──────── Recorded data ────────

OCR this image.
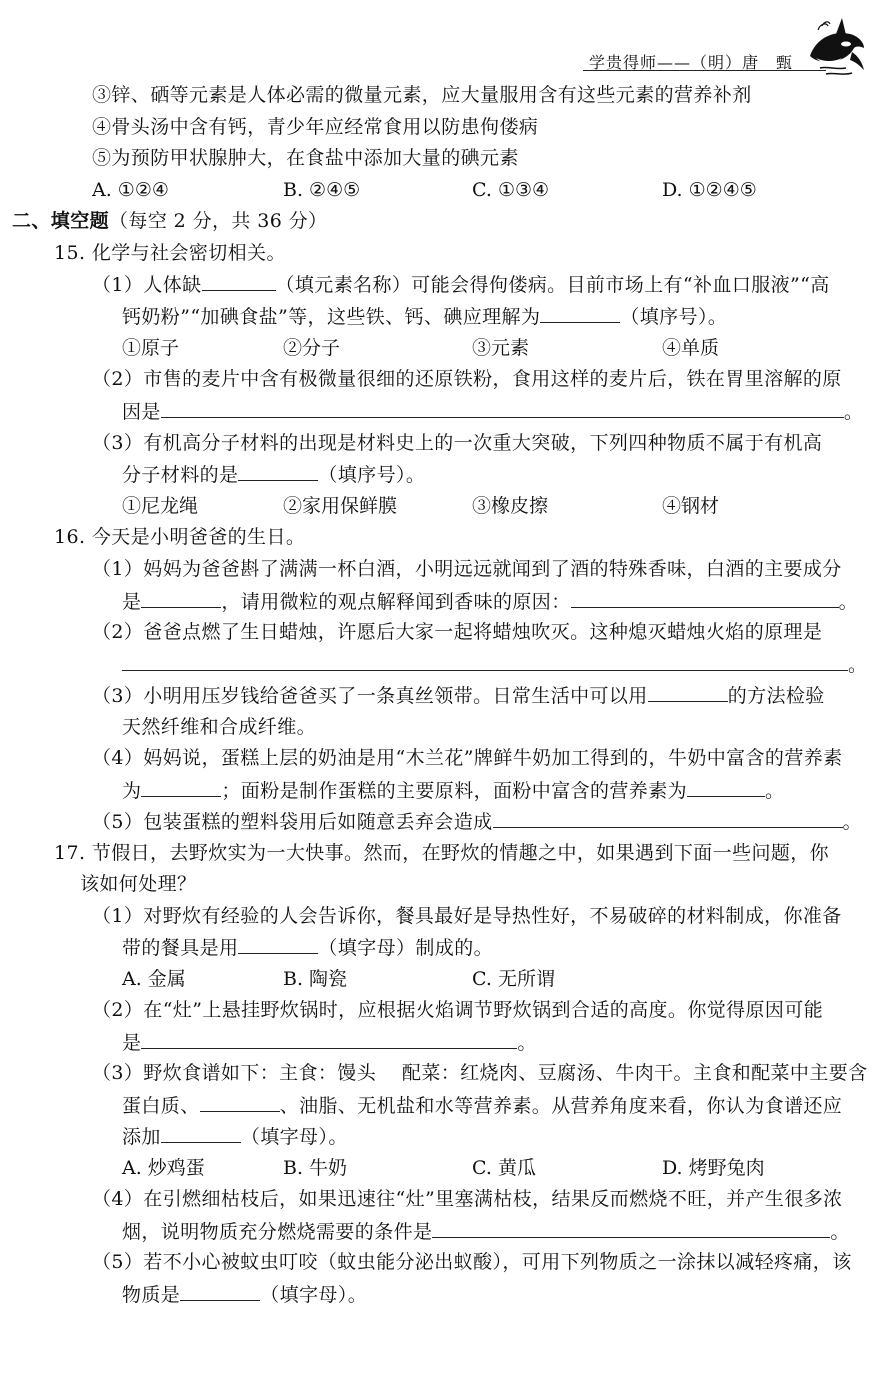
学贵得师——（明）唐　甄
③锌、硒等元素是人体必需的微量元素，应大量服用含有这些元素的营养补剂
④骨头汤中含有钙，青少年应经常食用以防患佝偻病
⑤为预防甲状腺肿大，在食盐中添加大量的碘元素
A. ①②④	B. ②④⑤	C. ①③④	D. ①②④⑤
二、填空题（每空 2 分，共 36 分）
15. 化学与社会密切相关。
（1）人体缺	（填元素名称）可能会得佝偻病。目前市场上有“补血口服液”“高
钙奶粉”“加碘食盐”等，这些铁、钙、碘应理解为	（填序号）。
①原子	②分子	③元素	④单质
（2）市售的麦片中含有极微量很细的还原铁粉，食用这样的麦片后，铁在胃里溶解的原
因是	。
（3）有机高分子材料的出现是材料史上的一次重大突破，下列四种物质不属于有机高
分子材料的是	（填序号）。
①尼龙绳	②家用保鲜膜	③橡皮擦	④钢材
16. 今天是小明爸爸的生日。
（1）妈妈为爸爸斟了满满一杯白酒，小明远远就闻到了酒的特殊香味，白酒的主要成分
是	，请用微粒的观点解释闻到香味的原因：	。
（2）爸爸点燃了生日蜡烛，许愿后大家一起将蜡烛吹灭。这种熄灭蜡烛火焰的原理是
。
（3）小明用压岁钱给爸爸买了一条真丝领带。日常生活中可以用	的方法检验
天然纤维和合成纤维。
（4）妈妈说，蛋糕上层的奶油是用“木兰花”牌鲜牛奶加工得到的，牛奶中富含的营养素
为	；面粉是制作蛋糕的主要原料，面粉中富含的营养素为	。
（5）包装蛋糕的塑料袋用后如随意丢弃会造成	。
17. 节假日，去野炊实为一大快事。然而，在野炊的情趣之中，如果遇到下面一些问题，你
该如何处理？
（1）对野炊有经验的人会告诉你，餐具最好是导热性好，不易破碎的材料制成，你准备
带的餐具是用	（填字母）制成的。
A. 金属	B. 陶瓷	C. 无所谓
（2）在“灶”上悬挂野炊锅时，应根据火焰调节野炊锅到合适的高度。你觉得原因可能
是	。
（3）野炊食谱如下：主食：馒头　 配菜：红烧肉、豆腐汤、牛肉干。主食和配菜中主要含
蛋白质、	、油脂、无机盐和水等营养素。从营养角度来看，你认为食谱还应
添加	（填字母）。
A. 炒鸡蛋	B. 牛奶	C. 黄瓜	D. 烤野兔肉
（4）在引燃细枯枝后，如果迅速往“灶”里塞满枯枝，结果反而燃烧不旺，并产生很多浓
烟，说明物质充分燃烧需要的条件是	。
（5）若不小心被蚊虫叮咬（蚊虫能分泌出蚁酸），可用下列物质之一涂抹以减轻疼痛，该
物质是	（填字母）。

────────
──────── Recorded data ────────

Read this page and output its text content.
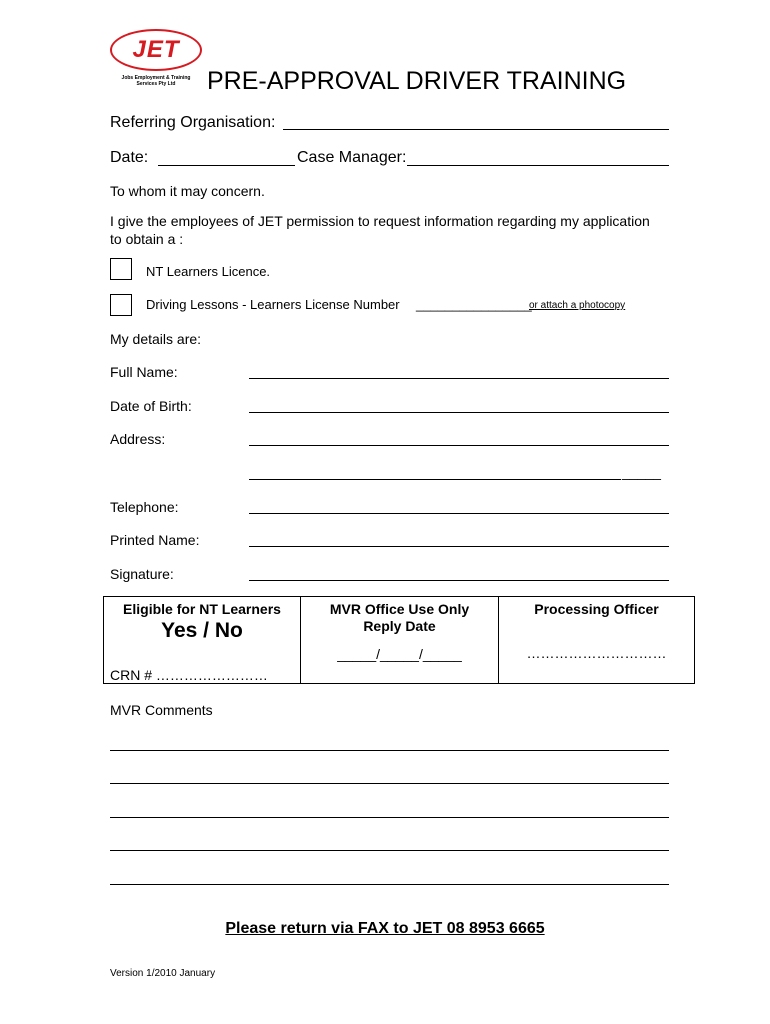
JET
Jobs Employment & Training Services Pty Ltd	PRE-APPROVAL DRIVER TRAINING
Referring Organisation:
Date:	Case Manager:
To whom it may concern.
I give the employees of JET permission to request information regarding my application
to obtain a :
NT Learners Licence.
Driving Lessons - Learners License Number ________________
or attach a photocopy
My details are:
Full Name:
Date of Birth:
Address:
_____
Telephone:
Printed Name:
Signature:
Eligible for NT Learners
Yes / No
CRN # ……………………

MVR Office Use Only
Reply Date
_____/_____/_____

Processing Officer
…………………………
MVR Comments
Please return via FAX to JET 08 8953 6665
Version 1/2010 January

────────

Directions for this task >> Search the records above for "Learners". Copy each line where it is found.

Task response >>
NT Learners Licence.
Driving Lessons - Learners License Number ________________
Eligible for NT Learners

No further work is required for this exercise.